* [TASK TO CARRY OUT]
Your task is to extract every line from the material below exactly.

[START]

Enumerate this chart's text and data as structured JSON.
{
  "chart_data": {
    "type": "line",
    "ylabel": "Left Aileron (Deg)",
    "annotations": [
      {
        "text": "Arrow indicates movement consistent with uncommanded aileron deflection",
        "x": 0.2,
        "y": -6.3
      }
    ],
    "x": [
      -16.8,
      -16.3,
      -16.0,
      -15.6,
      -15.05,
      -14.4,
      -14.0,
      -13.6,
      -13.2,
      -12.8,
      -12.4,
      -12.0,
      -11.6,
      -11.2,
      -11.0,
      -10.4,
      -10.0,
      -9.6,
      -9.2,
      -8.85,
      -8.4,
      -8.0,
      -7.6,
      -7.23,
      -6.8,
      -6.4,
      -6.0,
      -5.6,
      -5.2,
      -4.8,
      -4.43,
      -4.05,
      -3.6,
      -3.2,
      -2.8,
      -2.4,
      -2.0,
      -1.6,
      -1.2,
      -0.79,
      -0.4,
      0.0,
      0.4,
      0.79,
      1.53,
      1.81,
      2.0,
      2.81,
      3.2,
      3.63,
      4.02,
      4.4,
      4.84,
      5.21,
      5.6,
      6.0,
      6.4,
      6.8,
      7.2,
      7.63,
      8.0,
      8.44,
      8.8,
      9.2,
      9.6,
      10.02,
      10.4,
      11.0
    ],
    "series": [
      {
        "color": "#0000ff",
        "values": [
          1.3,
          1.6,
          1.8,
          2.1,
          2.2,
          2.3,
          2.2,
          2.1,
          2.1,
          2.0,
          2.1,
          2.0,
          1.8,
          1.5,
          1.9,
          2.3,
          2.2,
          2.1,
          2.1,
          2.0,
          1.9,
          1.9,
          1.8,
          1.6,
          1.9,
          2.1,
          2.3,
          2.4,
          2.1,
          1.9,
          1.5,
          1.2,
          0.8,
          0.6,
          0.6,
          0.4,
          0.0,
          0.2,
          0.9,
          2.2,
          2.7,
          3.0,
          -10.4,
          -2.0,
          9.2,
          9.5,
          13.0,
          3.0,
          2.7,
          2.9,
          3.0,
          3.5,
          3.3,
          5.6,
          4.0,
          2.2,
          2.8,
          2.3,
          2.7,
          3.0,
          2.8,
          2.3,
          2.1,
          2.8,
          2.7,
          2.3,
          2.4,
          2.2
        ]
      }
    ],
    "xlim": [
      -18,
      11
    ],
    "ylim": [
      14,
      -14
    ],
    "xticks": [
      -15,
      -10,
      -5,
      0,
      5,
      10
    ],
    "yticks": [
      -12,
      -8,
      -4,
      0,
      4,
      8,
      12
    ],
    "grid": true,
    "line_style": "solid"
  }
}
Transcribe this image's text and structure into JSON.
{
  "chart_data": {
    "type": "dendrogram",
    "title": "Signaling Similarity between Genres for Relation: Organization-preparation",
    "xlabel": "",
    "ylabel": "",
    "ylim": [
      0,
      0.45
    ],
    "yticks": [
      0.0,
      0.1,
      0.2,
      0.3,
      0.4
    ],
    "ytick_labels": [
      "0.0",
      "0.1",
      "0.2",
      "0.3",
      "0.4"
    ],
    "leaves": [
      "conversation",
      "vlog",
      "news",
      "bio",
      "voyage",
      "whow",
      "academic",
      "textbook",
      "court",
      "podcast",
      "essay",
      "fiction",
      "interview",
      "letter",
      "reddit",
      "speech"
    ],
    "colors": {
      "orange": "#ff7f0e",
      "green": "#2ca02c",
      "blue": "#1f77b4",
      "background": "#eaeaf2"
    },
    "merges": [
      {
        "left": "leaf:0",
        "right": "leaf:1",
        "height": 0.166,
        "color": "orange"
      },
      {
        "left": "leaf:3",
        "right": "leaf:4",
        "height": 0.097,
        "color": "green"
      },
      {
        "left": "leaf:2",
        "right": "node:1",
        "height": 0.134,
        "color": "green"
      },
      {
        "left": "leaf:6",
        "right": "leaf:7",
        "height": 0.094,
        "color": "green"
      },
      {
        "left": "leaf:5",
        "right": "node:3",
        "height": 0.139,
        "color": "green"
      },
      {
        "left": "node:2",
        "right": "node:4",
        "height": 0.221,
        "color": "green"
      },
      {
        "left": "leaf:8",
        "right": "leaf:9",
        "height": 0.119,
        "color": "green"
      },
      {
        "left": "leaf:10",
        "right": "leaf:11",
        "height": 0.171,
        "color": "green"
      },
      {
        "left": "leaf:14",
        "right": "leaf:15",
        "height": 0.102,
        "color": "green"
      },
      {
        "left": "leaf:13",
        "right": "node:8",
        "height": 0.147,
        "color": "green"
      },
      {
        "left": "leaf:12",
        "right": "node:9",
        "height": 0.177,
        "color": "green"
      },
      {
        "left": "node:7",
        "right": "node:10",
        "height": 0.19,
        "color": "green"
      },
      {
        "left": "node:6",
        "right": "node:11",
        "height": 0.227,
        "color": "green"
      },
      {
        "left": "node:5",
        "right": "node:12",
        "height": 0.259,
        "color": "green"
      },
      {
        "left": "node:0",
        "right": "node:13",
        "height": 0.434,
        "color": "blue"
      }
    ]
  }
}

[END]

* [WRITTEN REPLY]
Enumerate this chart's text and data as structured JSON.
{
  "chart_data": {
    "type": "line",
    "ylabel": "Left Aileron (Deg)",
    "annotations": [
      {
        "text": "Arrow indicates movement consistent with uncommanded aileron deflection",
        "x": 0.2,
        "y": -6.3
      }
    ],
    "x": [
      -16.8,
      -16.3,
      -16.0,
      -15.6,
      -15.05,
      -14.4,
      -14.0,
      -13.6,
      -13.2,
      -12.8,
      -12.4,
      -12.0,
      -11.6,
      -11.2,
      -11.0,
      -10.4,
      -10.0,
      -9.6,
      -9.2,
      -8.85,
      -8.4,
      -8.0,
      -7.6,
      -7.23,
      -6.8,
      -6.4,
      -6.0,
      -5.6,
      -5.2,
      -4.8,
      -4.43,
      -4.05,
      -3.6,
      -3.2,
      -2.8,
      -2.4,
      -2.0,
      -1.6,
      -1.2,
      -0.79,
      -0.4,
      0.0,
      0.4,
      0.79,
      1.53,
      1.81,
      2.0,
      2.81,
      3.2,
      3.63,
      4.02,
      4.4,
      4.84,
      5.21,
      5.6,
      6.0,
      6.4,
      6.8,
      7.2,
      7.63,
      8.0,
      8.44,
      8.8,
      9.2,
      9.6,
      10.02,
      10.4,
      11.0
    ],
    "series": [
      {
        "color": "#0000ff",
        "values": [
          1.3,
          1.6,
          1.8,
          2.1,
          2.2,
          2.3,
          2.2,
          2.1,
          2.1,
          2.0,
          2.1,
          2.0,
          1.8,
          1.5,
          1.9,
          2.3,
          2.2,
          2.1,
          2.1,
          2.0,
          1.9,
          1.9,
          1.8,
          1.6,
          1.9,
          2.1,
          2.3,
          2.4,
          2.1,
          1.9,
          1.5,
          1.2,
          0.8,
          0.6,
          0.6,
          0.4,
          0.0,
          0.2,
          0.9,
          2.2,
          2.7,
          3.0,
          -10.4,
          -2.0,
          9.2,
          9.5,
          13.0,
          3.0,
          2.7,
          2.9,
          3.0,
          3.5,
          3.3,
          5.6,
          4.0,
          2.2,
          2.8,
          2.3,
          2.7,
          3.0,
          2.8,
          2.3,
          2.1,
          2.8,
          2.7,
          2.3,
          2.4,
          2.2
        ]
      }
    ],
    "xlim": [
      -18,
      11
    ],
    "ylim": [
      14,
      -14
    ],
    "xticks": [
      -15,
      -10,
      -5,
      0,
      5,
      10
    ],
    "yticks": [
      -12,
      -8,
      -4,
      0,
      4,
      8,
      12
    ],
    "grid": true,
    "line_style": "solid"
  }
}
Transcribe this image's text and structure into JSON.
{
  "chart_data": {
    "type": "dendrogram",
    "title": "Signaling Similarity between Genres for Relation: Organization-preparation",
    "xlabel": "",
    "ylabel": "",
    "ylim": [
      0,
      0.45
    ],
    "yticks": [
      0.0,
      0.1,
      0.2,
      0.3,
      0.4
    ],
    "ytick_labels": [
      "0.0",
      "0.1",
      "0.2",
      "0.3",
      "0.4"
    ],
    "leaves": [
      "conversation",
      "vlog",
      "news",
      "bio",
      "voyage",
      "whow",
      "academic",
      "textbook",
      "court",
      "podcast",
      "essay",
      "fiction",
      "interview",
      "letter",
      "reddit",
      "speech"
    ],
    "colors": {
      "orange": "#ff7f0e",
      "green": "#2ca02c",
      "blue": "#1f77b4",
      "background": "#eaeaf2"
    },
    "merges": [
      {
        "left": "leaf:0",
        "right": "leaf:1",
        "height": 0.166,
        "color": "orange"
      },
      {
        "left": "leaf:3",
        "right": "leaf:4",
        "height": 0.097,
        "color": "green"
      },
      {
        "left": "leaf:2",
        "right": "node:1",
        "height": 0.134,
        "color": "green"
      },
      {
        "left": "leaf:6",
        "right": "leaf:7",
        "height": 0.094,
        "color": "green"
      },
      {
        "left": "leaf:5",
        "right": "node:3",
        "height": 0.139,
        "color": "green"
      },
      {
        "left": "node:2",
        "right": "node:4",
        "height": 0.221,
        "color": "green"
      },
      {
        "left": "leaf:8",
        "right": "leaf:9",
        "height": 0.119,
        "color": "green"
      },
      {
        "left": "leaf:10",
        "right": "leaf:11",
        "height": 0.171,
        "color": "green"
      },
      {
        "left": "leaf:14",
        "right": "leaf:15",
        "height": 0.102,
        "color": "green"
      },
      {
        "left": "leaf:13",
        "right": "node:8",
        "height": 0.147,
        "color": "green"
      },
      {
        "left": "leaf:12",
        "right": "node:9",
        "height": 0.177,
        "color": "green"
      },
      {
        "left": "node:7",
        "right": "node:10",
        "height": 0.19,
        "color": "green"
      },
      {
        "left": "node:6",
        "right": "node:11",
        "height": 0.227,
        "color": "green"
      },
      {
        "left": "node:5",
        "right": "node:12",
        "height": 0.259,
        "color": "green"
      },
      {
        "left": "node:0",
        "right": "node:13",
        "height": 0.434,
        "color": "blue"
      }
    ]
  }
}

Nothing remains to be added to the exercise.